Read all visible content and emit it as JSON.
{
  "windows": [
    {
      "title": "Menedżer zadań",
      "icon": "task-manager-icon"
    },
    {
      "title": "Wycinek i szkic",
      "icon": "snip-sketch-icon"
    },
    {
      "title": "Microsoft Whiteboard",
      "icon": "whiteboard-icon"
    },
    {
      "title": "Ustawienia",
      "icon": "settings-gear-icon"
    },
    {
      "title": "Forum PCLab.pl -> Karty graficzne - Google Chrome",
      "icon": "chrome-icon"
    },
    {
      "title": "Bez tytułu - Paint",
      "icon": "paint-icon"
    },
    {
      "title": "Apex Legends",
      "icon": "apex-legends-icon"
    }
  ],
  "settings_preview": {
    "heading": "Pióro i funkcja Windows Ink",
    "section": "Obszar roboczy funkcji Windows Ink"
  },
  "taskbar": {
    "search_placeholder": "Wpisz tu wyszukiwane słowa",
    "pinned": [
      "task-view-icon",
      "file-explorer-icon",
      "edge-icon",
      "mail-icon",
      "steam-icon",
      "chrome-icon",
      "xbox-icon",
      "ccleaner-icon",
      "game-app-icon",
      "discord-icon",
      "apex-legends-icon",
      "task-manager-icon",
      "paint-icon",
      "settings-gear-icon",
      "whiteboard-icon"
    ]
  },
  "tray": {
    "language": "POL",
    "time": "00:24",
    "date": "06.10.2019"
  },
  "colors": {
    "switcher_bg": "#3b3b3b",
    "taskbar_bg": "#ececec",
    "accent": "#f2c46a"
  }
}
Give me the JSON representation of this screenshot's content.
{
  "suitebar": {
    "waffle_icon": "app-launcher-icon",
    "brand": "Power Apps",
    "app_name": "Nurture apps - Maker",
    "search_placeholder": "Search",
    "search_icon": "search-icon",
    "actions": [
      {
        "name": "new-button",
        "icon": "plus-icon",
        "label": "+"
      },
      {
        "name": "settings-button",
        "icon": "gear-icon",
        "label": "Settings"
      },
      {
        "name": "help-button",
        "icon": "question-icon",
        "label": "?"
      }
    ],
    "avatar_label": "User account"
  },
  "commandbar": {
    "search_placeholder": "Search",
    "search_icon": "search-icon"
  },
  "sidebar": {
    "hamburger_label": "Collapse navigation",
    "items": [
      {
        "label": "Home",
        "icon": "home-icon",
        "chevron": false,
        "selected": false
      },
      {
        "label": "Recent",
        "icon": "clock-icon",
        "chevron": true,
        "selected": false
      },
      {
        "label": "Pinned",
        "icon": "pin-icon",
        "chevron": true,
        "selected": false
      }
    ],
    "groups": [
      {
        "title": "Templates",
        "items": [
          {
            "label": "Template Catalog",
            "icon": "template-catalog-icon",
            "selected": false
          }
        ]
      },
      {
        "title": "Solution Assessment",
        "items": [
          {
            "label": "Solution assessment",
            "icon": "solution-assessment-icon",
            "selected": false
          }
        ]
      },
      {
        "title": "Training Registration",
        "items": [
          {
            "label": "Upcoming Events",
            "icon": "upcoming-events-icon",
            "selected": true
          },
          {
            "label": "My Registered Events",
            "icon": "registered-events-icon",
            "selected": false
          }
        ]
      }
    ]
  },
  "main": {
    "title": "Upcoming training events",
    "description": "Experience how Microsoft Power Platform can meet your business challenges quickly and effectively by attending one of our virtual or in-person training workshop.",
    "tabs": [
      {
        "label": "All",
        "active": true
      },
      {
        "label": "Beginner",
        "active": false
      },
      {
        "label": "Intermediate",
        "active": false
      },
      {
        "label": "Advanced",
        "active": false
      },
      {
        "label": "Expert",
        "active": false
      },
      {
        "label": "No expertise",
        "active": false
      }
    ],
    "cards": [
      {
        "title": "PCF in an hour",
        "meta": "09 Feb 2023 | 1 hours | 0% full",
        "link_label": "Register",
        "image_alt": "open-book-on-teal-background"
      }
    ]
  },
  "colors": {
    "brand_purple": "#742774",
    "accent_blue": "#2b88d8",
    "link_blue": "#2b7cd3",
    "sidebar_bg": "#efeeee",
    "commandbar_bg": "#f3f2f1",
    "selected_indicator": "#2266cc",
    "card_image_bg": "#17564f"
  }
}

* * * * * * *

### [What you are asked to do]
Sift through the entries and copy every line with "true".

### [Task output]
        "chevron": true,
        "chevron": true,
            "selected": true
        "active": true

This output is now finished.